--- Task details ---
Can you copy out verbatim every line of the data below, from its first line through the line containing "y-tick-label: 0 <box>112 292 120 306</box>"?

####################

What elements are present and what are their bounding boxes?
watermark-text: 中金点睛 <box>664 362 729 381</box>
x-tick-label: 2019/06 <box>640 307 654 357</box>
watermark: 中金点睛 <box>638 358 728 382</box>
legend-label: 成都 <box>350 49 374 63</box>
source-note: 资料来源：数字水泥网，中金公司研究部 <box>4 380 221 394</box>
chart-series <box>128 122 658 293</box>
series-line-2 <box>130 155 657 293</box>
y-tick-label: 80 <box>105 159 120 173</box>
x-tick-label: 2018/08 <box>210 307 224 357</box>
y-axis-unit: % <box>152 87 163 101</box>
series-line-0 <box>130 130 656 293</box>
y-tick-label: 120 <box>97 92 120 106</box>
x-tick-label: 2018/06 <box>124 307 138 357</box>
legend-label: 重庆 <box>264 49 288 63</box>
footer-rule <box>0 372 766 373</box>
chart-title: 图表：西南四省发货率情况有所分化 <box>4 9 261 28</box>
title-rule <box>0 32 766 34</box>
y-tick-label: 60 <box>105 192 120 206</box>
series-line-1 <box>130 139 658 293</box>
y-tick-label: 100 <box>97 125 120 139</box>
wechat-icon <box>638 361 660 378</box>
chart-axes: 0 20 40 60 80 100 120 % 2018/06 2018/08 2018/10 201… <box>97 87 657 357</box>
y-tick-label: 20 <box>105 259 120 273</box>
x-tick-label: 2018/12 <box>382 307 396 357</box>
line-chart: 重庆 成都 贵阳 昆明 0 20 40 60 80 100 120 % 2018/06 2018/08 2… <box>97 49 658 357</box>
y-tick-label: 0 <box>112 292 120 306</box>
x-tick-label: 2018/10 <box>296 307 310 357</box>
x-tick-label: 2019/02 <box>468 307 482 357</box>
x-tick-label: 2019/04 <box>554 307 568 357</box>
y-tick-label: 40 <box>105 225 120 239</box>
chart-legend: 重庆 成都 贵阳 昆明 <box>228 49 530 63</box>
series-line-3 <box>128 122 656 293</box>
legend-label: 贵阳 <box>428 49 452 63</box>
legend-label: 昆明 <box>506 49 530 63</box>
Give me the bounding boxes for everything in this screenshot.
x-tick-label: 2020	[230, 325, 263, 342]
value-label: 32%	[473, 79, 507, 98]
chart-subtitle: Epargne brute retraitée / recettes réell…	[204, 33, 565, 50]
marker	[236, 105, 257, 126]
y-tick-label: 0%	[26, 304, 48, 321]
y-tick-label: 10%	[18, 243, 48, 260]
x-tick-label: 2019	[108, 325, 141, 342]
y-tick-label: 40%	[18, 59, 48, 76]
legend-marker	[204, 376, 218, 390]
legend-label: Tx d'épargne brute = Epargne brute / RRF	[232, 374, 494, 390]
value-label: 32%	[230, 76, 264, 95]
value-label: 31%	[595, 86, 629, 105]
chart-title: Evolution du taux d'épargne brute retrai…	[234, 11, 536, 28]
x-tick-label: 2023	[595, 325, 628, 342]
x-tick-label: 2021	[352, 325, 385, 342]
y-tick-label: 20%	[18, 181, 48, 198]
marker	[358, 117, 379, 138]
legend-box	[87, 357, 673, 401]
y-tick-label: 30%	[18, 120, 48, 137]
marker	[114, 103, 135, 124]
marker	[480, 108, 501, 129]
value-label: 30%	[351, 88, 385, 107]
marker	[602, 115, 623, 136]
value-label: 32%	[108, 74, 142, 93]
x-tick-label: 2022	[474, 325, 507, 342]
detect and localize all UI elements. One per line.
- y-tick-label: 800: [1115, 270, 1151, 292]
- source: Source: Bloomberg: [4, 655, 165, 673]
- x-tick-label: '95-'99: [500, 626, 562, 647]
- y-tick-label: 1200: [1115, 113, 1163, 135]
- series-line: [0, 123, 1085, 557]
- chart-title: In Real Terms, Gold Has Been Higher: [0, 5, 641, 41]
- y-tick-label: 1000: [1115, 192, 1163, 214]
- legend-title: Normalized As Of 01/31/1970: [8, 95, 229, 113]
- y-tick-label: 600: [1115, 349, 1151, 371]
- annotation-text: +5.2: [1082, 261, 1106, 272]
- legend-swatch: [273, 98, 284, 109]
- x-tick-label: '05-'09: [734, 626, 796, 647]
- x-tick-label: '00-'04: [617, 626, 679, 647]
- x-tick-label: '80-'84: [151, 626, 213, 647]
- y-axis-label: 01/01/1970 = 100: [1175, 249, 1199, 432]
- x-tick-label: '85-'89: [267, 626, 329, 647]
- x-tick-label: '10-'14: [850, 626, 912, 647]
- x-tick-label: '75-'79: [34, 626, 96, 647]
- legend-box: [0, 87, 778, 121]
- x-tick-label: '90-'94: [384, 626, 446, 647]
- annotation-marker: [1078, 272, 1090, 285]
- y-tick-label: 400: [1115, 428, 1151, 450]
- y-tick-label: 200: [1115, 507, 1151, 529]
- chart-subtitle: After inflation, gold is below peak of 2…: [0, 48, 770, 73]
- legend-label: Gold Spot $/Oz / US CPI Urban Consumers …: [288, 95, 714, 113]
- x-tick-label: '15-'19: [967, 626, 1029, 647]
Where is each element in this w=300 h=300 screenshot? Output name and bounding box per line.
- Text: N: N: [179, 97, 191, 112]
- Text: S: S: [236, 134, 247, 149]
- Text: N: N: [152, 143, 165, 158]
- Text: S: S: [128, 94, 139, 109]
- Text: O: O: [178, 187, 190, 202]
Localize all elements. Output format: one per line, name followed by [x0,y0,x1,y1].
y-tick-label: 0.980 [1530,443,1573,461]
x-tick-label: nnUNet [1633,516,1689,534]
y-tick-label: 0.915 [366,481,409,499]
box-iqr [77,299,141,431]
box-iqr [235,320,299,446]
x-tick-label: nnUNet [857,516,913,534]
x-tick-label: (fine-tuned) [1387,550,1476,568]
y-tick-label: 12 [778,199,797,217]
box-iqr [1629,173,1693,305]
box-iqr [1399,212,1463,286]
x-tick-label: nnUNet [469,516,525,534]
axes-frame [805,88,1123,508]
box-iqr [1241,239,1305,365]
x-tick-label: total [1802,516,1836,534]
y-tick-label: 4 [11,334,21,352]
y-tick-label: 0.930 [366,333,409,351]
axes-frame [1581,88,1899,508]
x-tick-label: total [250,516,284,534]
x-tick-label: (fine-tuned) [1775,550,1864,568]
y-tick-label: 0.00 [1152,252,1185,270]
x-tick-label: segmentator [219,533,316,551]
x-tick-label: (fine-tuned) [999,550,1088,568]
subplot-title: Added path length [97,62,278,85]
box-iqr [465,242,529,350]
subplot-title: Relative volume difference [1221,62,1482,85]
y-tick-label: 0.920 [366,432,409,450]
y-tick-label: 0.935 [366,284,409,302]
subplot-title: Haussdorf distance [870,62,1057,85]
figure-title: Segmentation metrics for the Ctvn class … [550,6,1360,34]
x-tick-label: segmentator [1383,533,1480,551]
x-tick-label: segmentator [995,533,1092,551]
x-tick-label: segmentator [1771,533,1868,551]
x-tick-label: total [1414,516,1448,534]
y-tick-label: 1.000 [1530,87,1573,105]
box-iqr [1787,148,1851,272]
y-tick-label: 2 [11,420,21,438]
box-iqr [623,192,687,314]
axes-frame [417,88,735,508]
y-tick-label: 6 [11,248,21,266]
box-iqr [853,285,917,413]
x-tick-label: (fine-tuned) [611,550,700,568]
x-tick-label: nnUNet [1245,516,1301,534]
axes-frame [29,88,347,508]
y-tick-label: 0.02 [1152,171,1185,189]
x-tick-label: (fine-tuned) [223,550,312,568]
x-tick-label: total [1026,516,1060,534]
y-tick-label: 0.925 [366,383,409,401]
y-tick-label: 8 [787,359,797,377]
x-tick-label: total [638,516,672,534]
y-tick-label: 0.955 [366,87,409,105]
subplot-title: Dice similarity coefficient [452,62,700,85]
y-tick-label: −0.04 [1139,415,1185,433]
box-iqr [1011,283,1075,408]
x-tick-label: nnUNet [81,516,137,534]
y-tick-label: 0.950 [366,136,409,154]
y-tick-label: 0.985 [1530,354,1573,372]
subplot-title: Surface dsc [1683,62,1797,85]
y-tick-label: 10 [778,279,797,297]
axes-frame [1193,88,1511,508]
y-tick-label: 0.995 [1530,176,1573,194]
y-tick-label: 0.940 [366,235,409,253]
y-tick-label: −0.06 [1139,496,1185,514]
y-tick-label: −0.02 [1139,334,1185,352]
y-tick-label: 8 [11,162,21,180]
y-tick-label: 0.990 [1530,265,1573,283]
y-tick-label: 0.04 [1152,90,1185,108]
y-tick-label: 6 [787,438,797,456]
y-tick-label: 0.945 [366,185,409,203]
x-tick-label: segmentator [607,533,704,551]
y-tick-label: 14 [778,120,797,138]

####################

--- Result of this exercise ---
What elements are present and what are their bounding boxes?
watermark-text: 中金点睛 <box>664 362 729 381</box>
x-tick-label: 2019/06 <box>640 307 654 357</box>
watermark: 中金点睛 <box>638 358 728 382</box>
legend-label: 成都 <box>350 49 374 63</box>
source-note: 资料来源：数字水泥网，中金公司研究部 <box>4 380 221 394</box>
chart-series <box>128 122 658 293</box>
series-line-2 <box>130 155 657 293</box>
y-tick-label: 80 <box>105 159 120 173</box>
x-tick-label: 2018/08 <box>210 307 224 357</box>
y-axis-unit: % <box>152 87 163 101</box>
series-line-0 <box>130 130 656 293</box>
y-tick-label: 120 <box>97 92 120 106</box>
x-tick-label: 2018/06 <box>124 307 138 357</box>
legend-label: 重庆 <box>264 49 288 63</box>
footer-rule <box>0 372 766 373</box>
chart-title: 图表：西南四省发货率情况有所分化 <box>4 9 261 28</box>
title-rule <box>0 32 766 34</box>
y-tick-label: 60 <box>105 192 120 206</box>
series-line-1 <box>130 139 658 293</box>
y-tick-label: 100 <box>97 125 120 139</box>
wechat-icon <box>638 361 660 378</box>
chart-axes: 0 20 40 60 80 100 120 % 2018/06 2018/08 2018/10 201… <box>97 87 657 357</box>
y-tick-label: 20 <box>105 259 120 273</box>
x-tick-label: 2018/12 <box>382 307 396 357</box>
line-chart: 重庆 成都 贵阳 昆明 0 20 40 60 80 100 120 % 2018/06 2018/08 2… <box>97 49 658 357</box>
y-tick-label: 0 <box>112 292 120 306</box>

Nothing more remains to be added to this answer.